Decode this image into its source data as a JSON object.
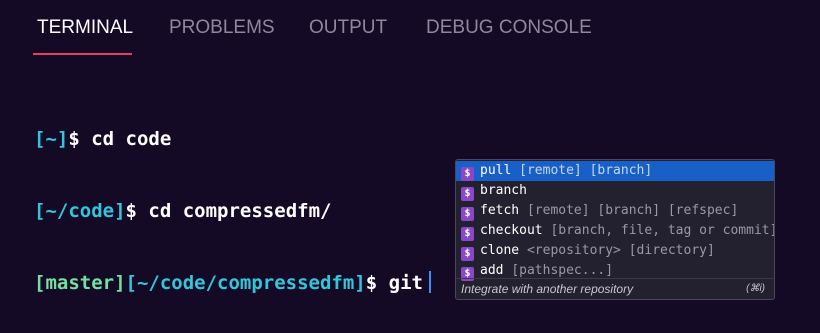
{
  "panel": {
    "tabs": [
      {
        "label": "TERMINAL",
        "active": true
      },
      {
        "label": "PROBLEMS",
        "active": false
      },
      {
        "label": "OUTPUT",
        "active": false
      },
      {
        "label": "DEBUG CONSOLE",
        "active": false
      }
    ],
    "accent_color": "#e0405a"
  },
  "terminal": {
    "lines": [
      {
        "branch": "",
        "path": "[~]",
        "prompt": "$",
        "command": "cd code"
      },
      {
        "branch": "",
        "path": "[~/code]",
        "prompt": "$",
        "command": "cd compressedfm/"
      },
      {
        "branch": "[master]",
        "path": "[~/code/compressedfm]",
        "prompt": "$",
        "command": "git"
      }
    ],
    "colors": {
      "path": "#33c6da",
      "branch": "#72e0a0",
      "text": "#ffffff"
    }
  },
  "suggestions": {
    "icon": "dollar-sign-icon",
    "icon_glyph": "$",
    "items": [
      {
        "name": "pull",
        "args": "[remote] [branch]",
        "selected": true
      },
      {
        "name": "branch",
        "args": "",
        "selected": false
      },
      {
        "name": "fetch",
        "args": "[remote] [branch] [refspec]",
        "selected": false
      },
      {
        "name": "checkout",
        "args": "[branch, file, tag or commit]",
        "selected": false
      },
      {
        "name": "clone",
        "args": "<repository> [directory]",
        "selected": false
      },
      {
        "name": "add",
        "args": "[pathspec...]",
        "selected": false
      }
    ],
    "description": "Integrate with another repository",
    "shortcut": "(⌘i)"
  }
}
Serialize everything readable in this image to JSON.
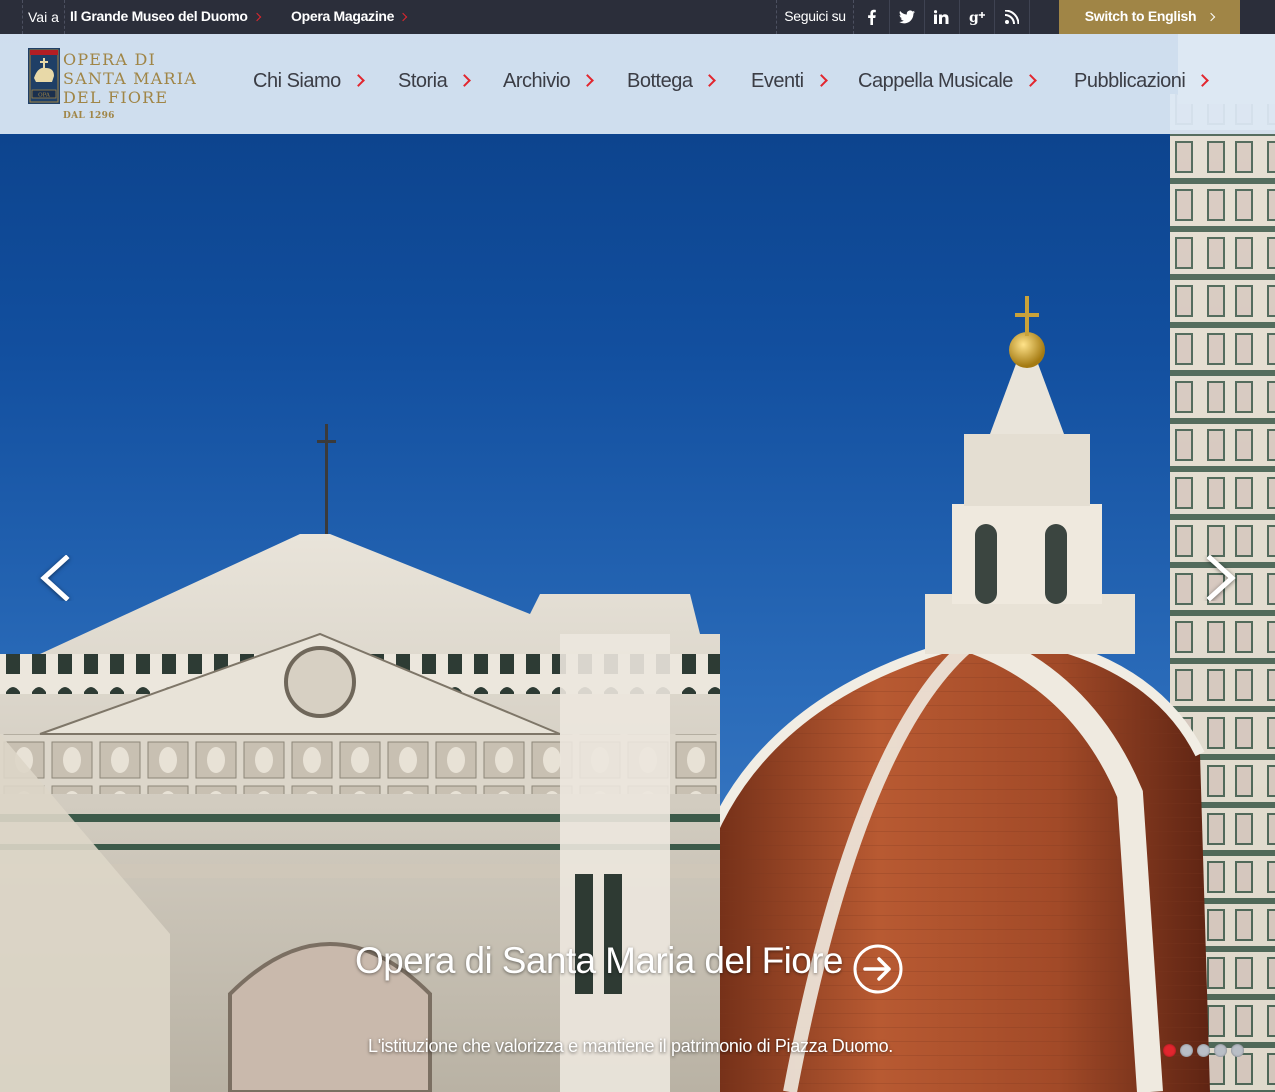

STATED PROBLEM — Print all entries exactly. The images do not belong in the copy.

CORRECT RESULT —
Decode this image into its source data as a JSON object.
{
  "panel": {
    "tabs": [
      {
        "label": "TERMINAL",
        "active": true
      },
      {
        "label": "PROBLEMS",
        "active": false
      },
      {
        "label": "OUTPUT",
        "active": false
      },
      {
        "label": "DEBUG CONSOLE",
        "active": false
      }
    ],
    "accent_color": "#e0405a"
  },
  "terminal": {
    "lines": [
      {
        "branch": "",
        "path": "[~]",
        "prompt": "$",
        "command": "cd code"
      },
      {
        "branch": "",
        "path": "[~/code]",
        "prompt": "$",
        "command": "cd compressedfm/"
      },
      {
        "branch": "[master]",
        "path": "[~/code/compressedfm]",
        "prompt": "$",
        "command": "git"
      }
    ],
    "colors": {
      "path": "#33c6da",
      "branch": "#72e0a0",
      "text": "#ffffff"
    }
  },
  "suggestions": {
    "icon": "dollar-sign-icon",
    "icon_glyph": "$",
    "items": [
      {
        "name": "pull",
        "args": "[remote] [branch]",
        "selected": true
      },
      {
        "name": "branch",
        "args": "",
        "selected": false
      },
      {
        "name": "fetch",
        "args": "[remote] [branch] [refspec]",
        "selected": false
      },
      {
        "name": "checkout",
        "args": "[branch, file, tag or commit]",
        "selected": false
      },
      {
        "name": "clone",
        "args": "<repository> [directory]",
        "selected": false
      },
      {
        "name": "add",
        "args": "[pathspec...]",
        "selected": false
      }
    ],
    "description": "Integrate with another repository",
    "shortcut": "(⌘i)"
  }
}
Serialize everything readable in this image to JSON.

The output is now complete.